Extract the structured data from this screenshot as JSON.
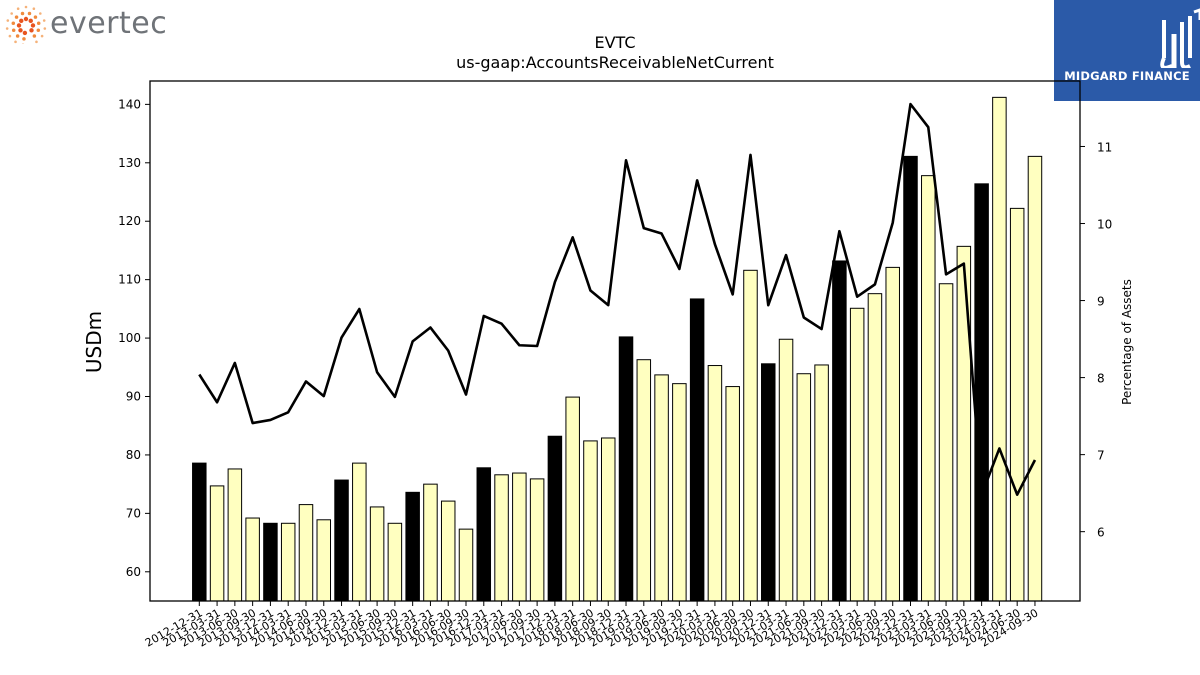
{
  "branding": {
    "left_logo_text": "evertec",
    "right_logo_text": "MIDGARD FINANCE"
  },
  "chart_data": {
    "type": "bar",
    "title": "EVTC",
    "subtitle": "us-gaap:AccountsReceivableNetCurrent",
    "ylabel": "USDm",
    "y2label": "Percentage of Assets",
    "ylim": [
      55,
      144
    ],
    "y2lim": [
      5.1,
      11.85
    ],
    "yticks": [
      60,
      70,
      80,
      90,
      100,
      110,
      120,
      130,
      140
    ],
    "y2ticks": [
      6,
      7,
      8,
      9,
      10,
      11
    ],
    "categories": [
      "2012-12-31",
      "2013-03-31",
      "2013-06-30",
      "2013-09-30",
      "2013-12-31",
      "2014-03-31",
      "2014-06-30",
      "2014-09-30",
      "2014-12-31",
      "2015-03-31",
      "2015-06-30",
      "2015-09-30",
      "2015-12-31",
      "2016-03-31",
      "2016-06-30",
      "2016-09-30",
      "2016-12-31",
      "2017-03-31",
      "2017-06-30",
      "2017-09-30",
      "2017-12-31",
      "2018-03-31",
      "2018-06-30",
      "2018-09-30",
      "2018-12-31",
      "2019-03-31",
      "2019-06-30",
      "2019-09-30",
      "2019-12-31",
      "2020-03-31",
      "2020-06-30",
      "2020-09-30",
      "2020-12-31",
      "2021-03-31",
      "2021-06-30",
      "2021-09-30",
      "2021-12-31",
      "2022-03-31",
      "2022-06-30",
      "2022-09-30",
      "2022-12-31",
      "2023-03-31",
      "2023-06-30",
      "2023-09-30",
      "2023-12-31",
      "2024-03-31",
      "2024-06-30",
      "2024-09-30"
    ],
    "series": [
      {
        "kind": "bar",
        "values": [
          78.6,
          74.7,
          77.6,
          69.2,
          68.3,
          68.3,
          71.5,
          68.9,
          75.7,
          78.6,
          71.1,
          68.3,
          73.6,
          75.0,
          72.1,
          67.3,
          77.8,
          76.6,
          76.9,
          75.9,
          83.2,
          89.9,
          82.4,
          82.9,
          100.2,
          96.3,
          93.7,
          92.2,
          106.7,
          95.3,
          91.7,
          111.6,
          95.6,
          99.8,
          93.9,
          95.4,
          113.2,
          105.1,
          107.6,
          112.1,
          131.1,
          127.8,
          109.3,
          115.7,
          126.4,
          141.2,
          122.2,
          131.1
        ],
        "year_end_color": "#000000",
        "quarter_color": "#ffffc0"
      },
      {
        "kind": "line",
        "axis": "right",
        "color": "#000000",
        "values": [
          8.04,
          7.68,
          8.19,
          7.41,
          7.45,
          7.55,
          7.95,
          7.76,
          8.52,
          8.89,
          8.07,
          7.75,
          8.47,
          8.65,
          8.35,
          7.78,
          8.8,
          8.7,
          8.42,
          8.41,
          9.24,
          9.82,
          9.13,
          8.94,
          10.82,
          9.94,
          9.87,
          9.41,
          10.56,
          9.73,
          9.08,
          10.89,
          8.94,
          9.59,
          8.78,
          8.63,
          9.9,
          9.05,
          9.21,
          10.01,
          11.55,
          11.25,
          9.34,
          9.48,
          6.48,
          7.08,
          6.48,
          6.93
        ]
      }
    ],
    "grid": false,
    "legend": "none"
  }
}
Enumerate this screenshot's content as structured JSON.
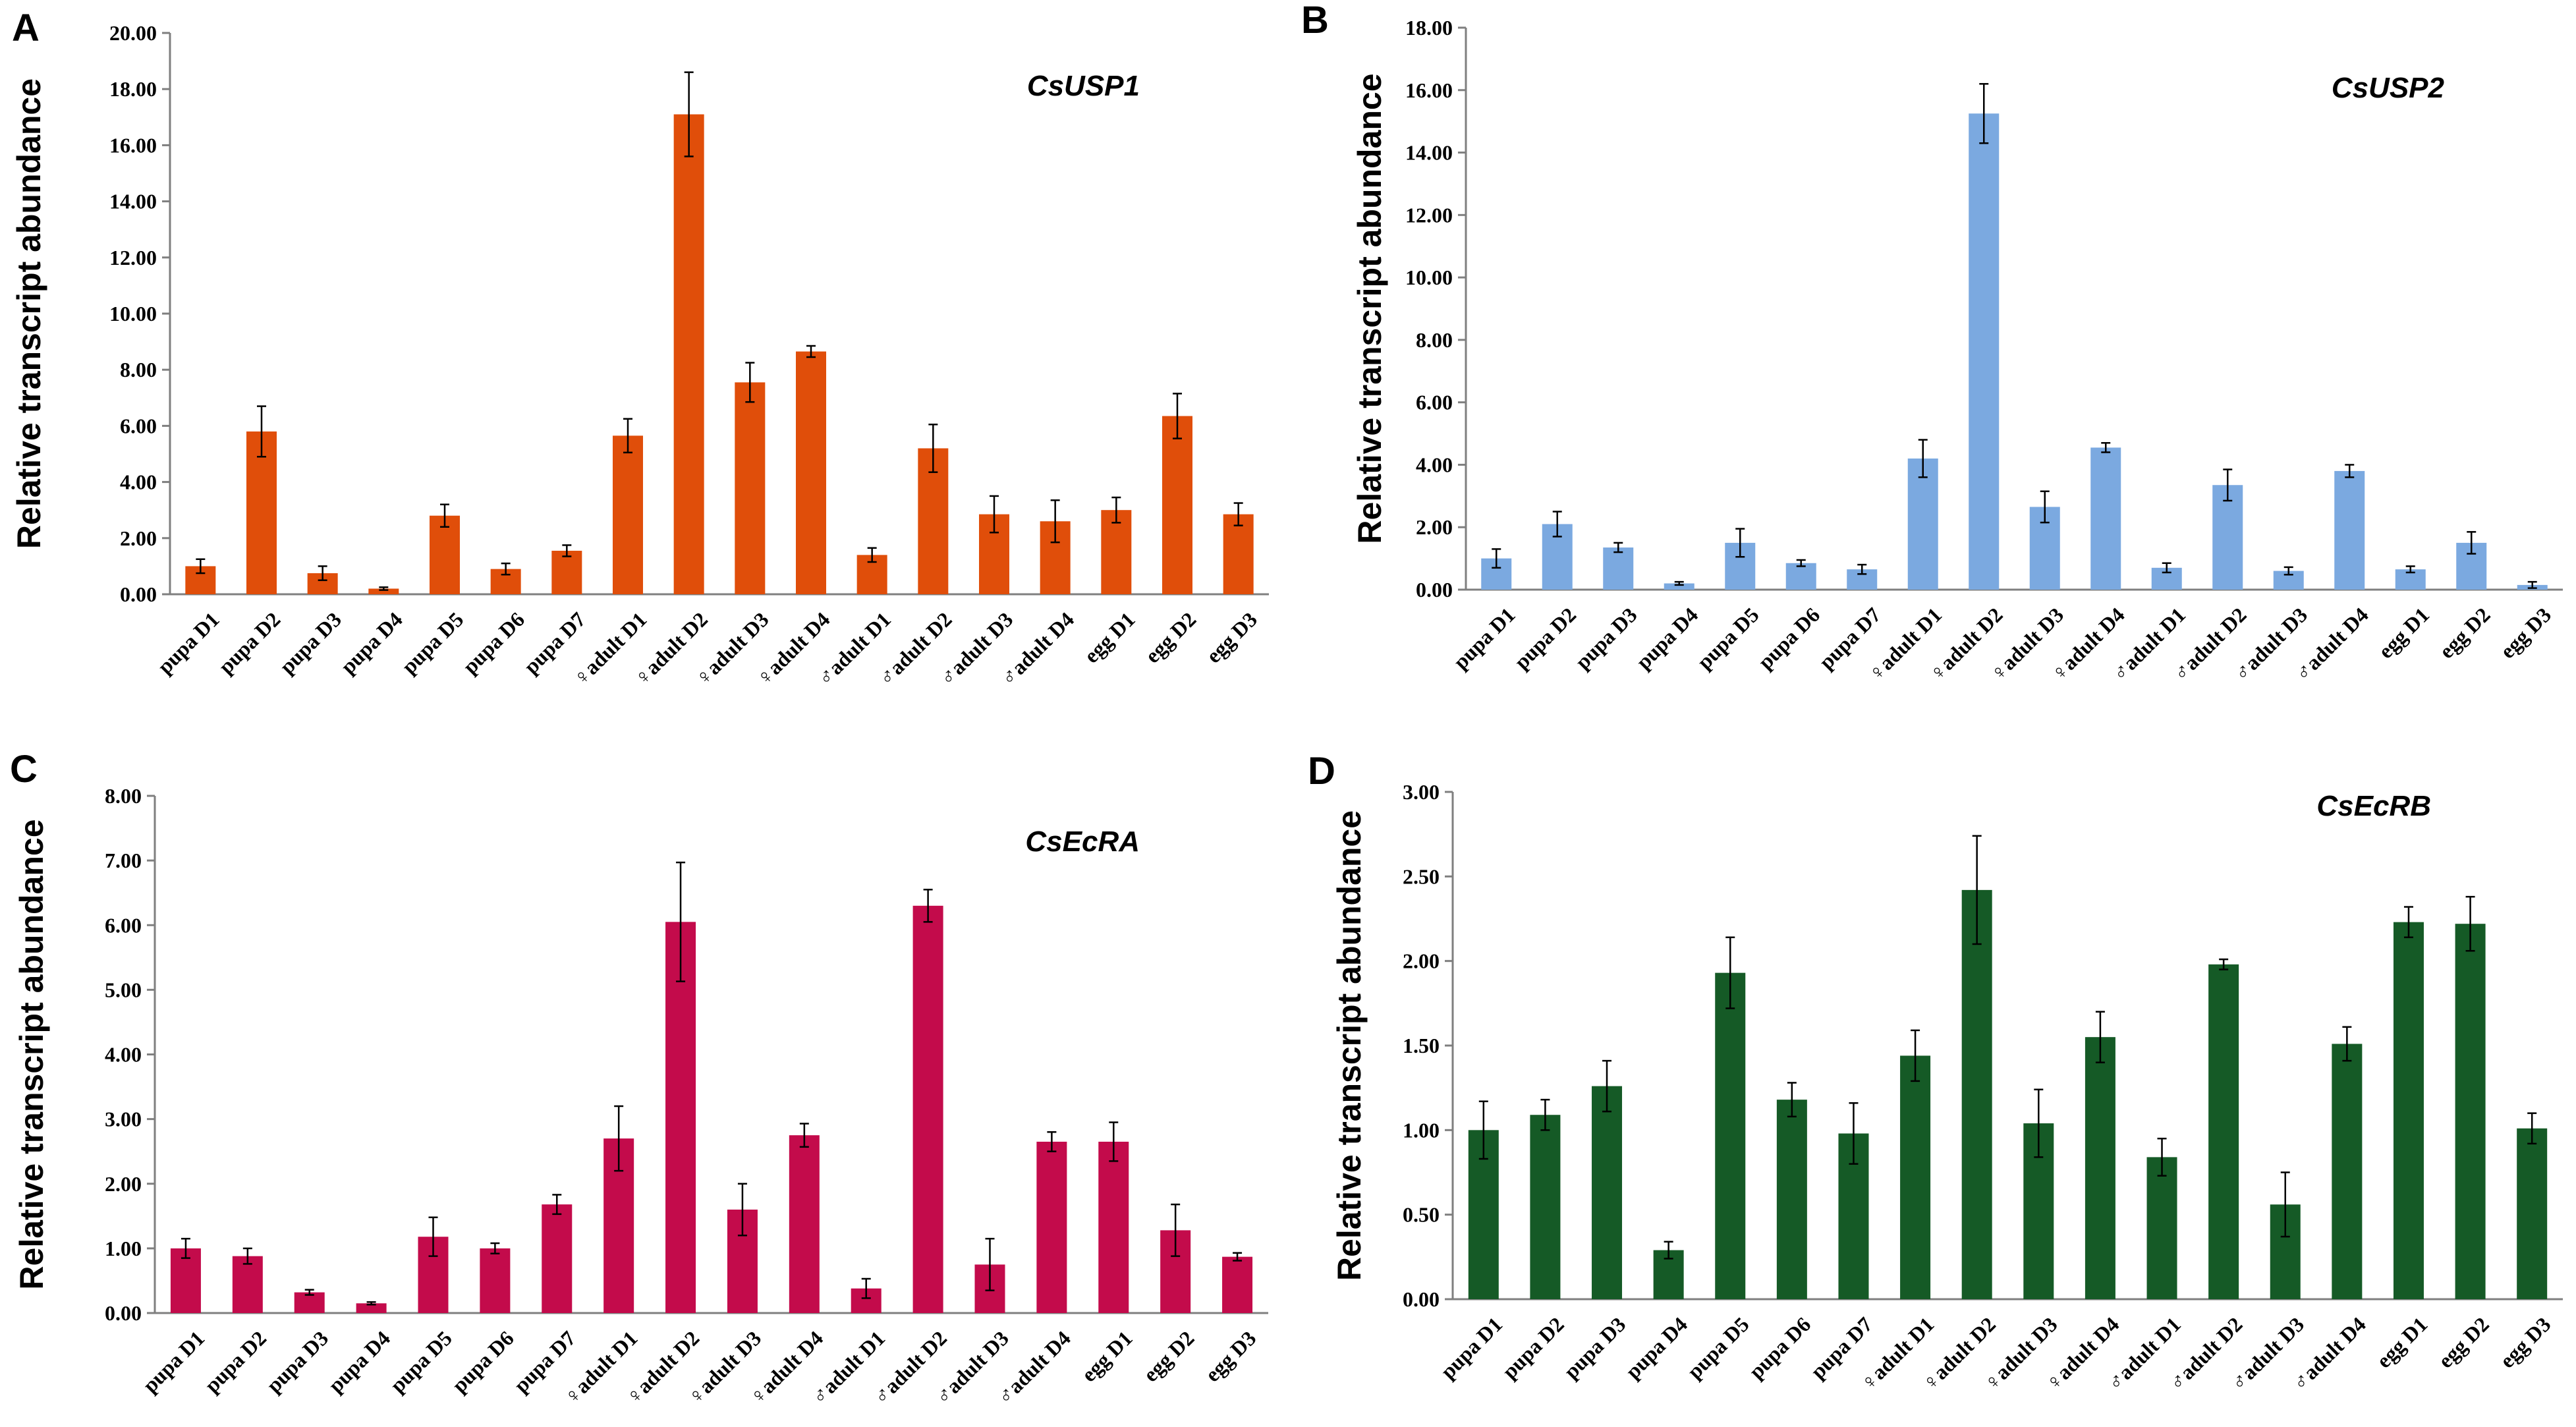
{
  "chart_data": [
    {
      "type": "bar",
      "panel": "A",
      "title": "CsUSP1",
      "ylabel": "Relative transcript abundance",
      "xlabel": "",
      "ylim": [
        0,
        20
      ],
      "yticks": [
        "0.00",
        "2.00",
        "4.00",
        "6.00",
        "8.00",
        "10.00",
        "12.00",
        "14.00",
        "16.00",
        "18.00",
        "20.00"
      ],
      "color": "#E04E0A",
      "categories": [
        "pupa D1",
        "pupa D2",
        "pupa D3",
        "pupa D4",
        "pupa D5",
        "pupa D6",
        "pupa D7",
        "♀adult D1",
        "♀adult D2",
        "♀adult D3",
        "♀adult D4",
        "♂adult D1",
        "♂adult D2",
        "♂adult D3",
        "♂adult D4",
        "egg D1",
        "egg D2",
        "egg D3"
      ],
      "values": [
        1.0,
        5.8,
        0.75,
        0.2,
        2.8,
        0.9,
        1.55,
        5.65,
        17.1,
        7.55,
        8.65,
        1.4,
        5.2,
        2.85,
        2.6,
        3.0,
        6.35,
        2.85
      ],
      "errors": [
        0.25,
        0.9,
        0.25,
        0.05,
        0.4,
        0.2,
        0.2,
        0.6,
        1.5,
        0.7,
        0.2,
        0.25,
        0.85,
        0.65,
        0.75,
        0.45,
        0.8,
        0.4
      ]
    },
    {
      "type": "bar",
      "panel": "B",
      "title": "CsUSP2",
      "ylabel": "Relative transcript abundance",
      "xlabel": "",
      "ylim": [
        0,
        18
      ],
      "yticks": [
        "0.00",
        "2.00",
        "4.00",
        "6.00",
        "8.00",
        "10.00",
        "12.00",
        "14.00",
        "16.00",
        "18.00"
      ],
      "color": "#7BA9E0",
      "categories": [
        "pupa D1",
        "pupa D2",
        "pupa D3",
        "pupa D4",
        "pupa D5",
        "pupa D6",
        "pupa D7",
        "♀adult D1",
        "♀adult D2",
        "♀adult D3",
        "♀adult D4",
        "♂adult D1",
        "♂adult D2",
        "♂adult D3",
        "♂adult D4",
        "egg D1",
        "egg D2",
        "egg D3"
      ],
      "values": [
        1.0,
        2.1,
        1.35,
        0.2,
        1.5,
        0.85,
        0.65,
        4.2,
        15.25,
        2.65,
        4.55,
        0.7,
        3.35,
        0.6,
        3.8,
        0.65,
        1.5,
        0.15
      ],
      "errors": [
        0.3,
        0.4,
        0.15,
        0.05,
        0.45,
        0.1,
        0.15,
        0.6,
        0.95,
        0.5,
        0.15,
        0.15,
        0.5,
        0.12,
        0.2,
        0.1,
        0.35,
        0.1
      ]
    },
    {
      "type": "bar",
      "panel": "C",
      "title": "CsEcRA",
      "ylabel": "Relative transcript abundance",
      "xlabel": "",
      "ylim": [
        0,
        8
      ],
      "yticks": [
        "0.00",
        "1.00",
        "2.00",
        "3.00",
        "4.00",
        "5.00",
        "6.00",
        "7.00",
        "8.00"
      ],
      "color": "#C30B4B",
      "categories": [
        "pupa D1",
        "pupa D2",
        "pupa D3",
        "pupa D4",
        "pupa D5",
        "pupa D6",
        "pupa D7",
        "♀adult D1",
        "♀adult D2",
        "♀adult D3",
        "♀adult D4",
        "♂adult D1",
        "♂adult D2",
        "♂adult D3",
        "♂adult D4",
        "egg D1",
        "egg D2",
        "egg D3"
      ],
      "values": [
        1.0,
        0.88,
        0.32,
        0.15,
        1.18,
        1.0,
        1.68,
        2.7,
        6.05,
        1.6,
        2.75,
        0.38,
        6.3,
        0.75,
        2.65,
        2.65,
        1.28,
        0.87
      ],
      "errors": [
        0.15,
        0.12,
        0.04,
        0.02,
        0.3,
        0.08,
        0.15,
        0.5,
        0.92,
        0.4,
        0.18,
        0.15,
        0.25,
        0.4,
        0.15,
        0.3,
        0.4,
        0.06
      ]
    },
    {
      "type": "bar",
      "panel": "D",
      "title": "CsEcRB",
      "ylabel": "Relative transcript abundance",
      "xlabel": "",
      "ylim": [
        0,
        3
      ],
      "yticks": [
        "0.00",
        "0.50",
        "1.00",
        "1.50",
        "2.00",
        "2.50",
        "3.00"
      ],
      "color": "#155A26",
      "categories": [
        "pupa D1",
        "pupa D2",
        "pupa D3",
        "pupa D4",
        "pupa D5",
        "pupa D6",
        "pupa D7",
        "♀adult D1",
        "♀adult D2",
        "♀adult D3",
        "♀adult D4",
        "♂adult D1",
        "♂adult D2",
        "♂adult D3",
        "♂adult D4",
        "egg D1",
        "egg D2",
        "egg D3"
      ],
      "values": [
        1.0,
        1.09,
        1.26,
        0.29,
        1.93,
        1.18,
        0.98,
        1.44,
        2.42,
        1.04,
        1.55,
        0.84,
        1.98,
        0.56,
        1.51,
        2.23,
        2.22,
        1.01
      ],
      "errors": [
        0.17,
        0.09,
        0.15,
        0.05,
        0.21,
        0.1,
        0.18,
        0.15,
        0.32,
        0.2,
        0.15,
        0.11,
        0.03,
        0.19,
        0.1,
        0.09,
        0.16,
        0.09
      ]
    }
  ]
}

++++++++++++++++++++

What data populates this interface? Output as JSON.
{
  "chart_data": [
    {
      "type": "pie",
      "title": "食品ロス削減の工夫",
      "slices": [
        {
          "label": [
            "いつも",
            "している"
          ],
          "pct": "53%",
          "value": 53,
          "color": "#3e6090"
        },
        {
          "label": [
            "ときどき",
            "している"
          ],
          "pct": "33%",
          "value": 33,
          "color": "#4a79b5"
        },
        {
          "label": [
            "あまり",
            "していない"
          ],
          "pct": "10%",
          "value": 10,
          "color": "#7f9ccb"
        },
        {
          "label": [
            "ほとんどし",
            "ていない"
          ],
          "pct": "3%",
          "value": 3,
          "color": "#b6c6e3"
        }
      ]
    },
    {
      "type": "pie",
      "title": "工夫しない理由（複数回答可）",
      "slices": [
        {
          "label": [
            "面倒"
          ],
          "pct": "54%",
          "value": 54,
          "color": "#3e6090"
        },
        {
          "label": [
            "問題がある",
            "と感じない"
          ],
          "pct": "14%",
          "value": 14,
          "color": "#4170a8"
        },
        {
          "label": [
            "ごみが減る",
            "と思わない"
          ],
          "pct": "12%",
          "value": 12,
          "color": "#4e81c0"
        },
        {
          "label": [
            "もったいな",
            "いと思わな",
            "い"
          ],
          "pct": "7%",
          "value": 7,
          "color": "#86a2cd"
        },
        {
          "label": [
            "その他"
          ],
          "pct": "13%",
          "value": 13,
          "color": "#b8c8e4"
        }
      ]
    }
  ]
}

++++++++++++++++++++

Look for lines containing the string "JSON" and copy them all.

__Completed exercise__.
Extract the structured data from this screenshot as JSON.
Enumerate this screenshot's content as structured JSON.
What data populates this interface? Output as JSON.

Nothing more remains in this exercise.